● TASK STATEMENT:
Each entry here needs to be set down again exactly, please; pictures are left out.

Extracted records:
— start —

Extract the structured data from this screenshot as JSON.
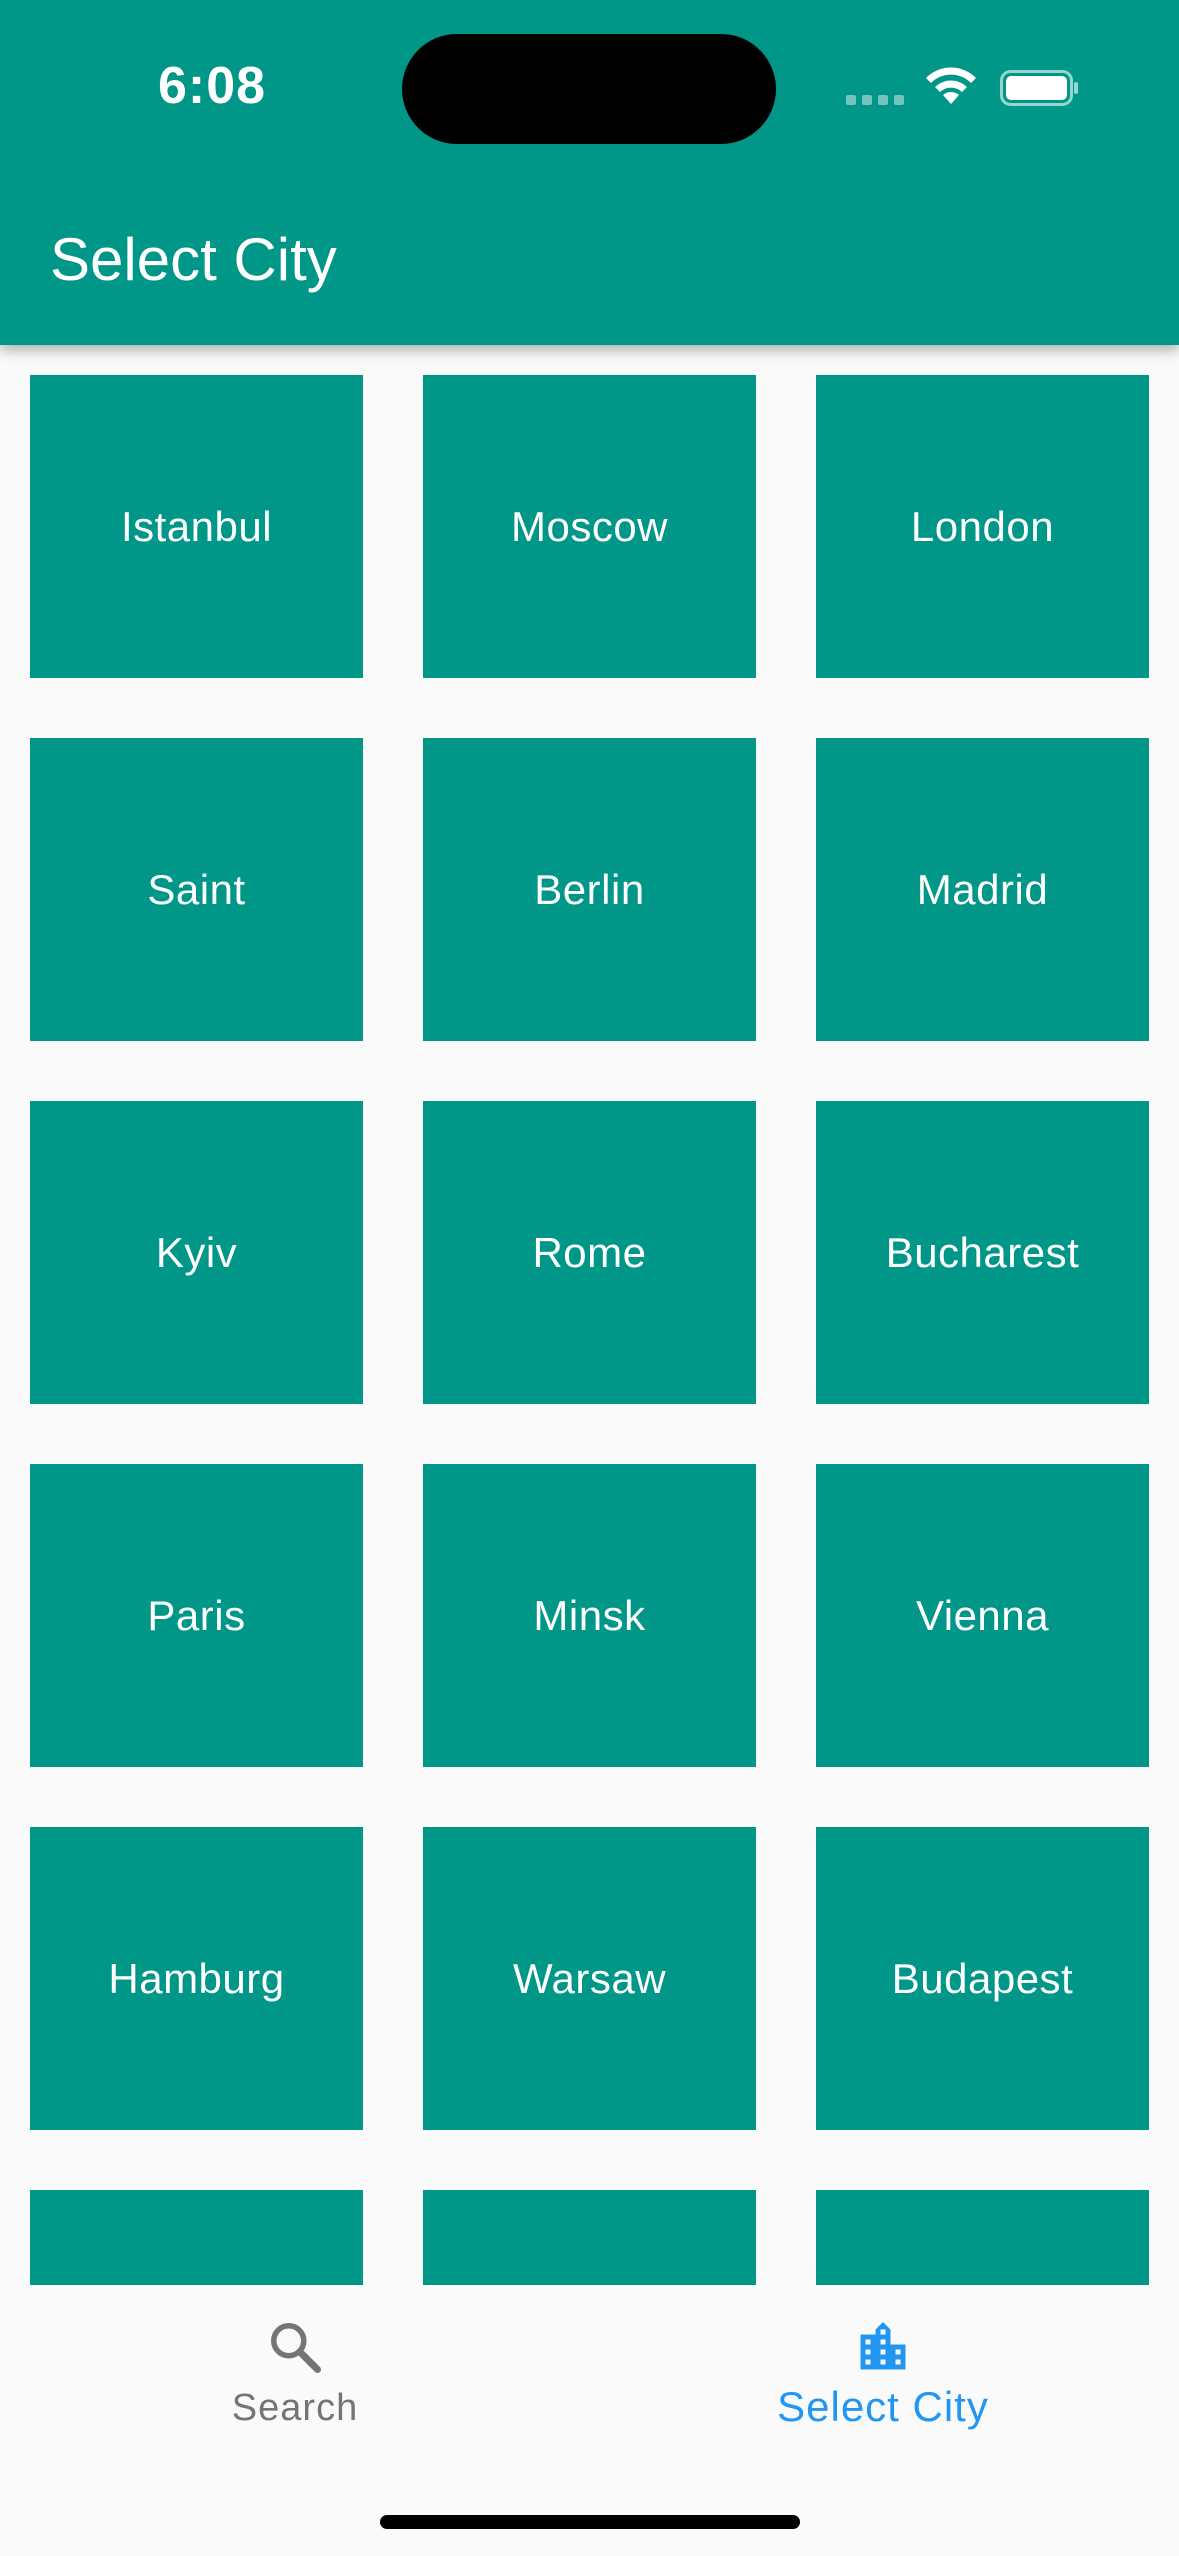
{
  "status_bar": {
    "time": "6:08",
    "icons": [
      "signal-icon",
      "wifi-icon",
      "battery-icon"
    ]
  },
  "app_bar": {
    "title": "Select City",
    "color": "#009688"
  },
  "cities": [
    "Istanbul",
    "Moscow",
    "London",
    "Saint",
    "Berlin",
    "Madrid",
    "Kyiv",
    "Rome",
    "Bucharest",
    "Paris",
    "Minsk",
    "Vienna",
    "Hamburg",
    "Warsaw",
    "Budapest",
    "",
    "",
    ""
  ],
  "bottom_nav": {
    "items": [
      {
        "label": "Search",
        "icon": "search-icon",
        "selected": false
      },
      {
        "label": "Select City",
        "icon": "location-city-icon",
        "selected": true
      }
    ],
    "active_color": "#2196f3",
    "inactive_color": "#757575"
  }
}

— end —

● EXERCISE SOLUTION:
Extract the structured data from this screenshot as JSON.
{
  "status_bar": {
    "time": "6:08",
    "icons": [
      "signal-icon",
      "wifi-icon",
      "battery-icon"
    ]
  },
  "app_bar": {
    "title": "Select City",
    "color": "#009688"
  },
  "cities": [
    "Istanbul",
    "Moscow",
    "London",
    "Saint",
    "Berlin",
    "Madrid",
    "Kyiv",
    "Rome",
    "Bucharest",
    "Paris",
    "Minsk",
    "Vienna",
    "Hamburg",
    "Warsaw",
    "Budapest",
    "",
    "",
    ""
  ],
  "bottom_nav": {
    "items": [
      {
        "label": "Search",
        "icon": "search-icon",
        "selected": false
      },
      {
        "label": "Select City",
        "icon": "location-city-icon",
        "selected": true
      }
    ],
    "active_color": "#2196f3",
    "inactive_color": "#757575"
  }
}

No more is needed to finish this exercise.